Material for this exercise
######
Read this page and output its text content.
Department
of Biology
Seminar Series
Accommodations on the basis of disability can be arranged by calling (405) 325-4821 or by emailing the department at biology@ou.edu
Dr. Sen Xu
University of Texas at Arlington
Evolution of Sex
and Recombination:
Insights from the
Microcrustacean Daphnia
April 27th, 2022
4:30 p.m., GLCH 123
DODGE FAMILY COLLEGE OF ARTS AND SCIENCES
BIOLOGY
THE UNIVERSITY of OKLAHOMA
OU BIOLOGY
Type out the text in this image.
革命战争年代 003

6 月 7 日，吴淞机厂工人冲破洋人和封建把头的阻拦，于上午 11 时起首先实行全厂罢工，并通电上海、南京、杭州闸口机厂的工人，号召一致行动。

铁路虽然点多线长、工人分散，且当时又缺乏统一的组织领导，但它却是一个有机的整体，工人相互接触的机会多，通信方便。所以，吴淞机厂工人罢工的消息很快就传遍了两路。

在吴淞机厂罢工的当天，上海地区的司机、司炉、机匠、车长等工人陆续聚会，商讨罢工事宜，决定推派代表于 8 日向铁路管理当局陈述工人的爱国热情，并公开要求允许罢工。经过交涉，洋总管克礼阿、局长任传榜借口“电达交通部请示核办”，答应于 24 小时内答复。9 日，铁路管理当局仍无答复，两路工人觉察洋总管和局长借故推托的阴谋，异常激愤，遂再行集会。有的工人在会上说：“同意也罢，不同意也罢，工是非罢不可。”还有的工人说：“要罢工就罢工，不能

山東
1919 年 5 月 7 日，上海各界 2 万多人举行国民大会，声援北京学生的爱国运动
######
Make a verbatim copy of every entry shown above.

Result of the task
Read this page and output its text content.
Department
of Biology
Seminar Series
Accommodations on the basis of disability can be arranged by calling (405) 325-4821 or by emailing the department at biology@ou.edu
Dr. Sen Xu
University of Texas at Arlington
Evolution of Sex
and Recombination:
Insights from the
Microcrustacean Daphnia
April 27th, 2022
4:30 p.m., GLCH 123
DODGE FAMILY COLLEGE OF ARTS AND SCIENCES
BIOLOGY
THE UNIVERSITY of OKLAHOMA
OU BIOLOGY
Type out the text in this image.
革命战争年代 003

6 月 7 日，吴淞机厂工人冲破洋人和封建把头的阻拦，于上午 11 时起首先实行全厂罢工，并通电上海、南京、杭州闸口机厂的工人，号召一致行动。

铁路虽然点多线长、工人分散，且当时又缺乏统一的组织领导，但它却是一个有机的整体，工人相互接触的机会多，通信方便。所以，吴淞机厂工人罢工的消息很快就传遍了两路。

在吴淞机厂罢工的当天，上海地区的司机、司炉、机匠、车长等工人陆续聚会，商讨罢工事宜，决定推派代表于 8 日向铁路管理当局陈述工人的爱国热情，并公开要求允许罢工。经过交涉，洋总管克礼阿、局长任传榜借口“电达交通部请示核办”，答应于 24 小时内答复。9 日，铁路管理当局仍无答复，两路工人觉察洋总管和局长借故推托的阴谋，异常激愤，遂再行集会。有的工人在会上说：“同意也罢，不同意也罢，工是非罢不可。”还有的工人说：“要罢工就罢工，不能

山東
1919 年 5 月 7 日，上海各界 2 万多人举行国民大会，声援北京学生的爱国运动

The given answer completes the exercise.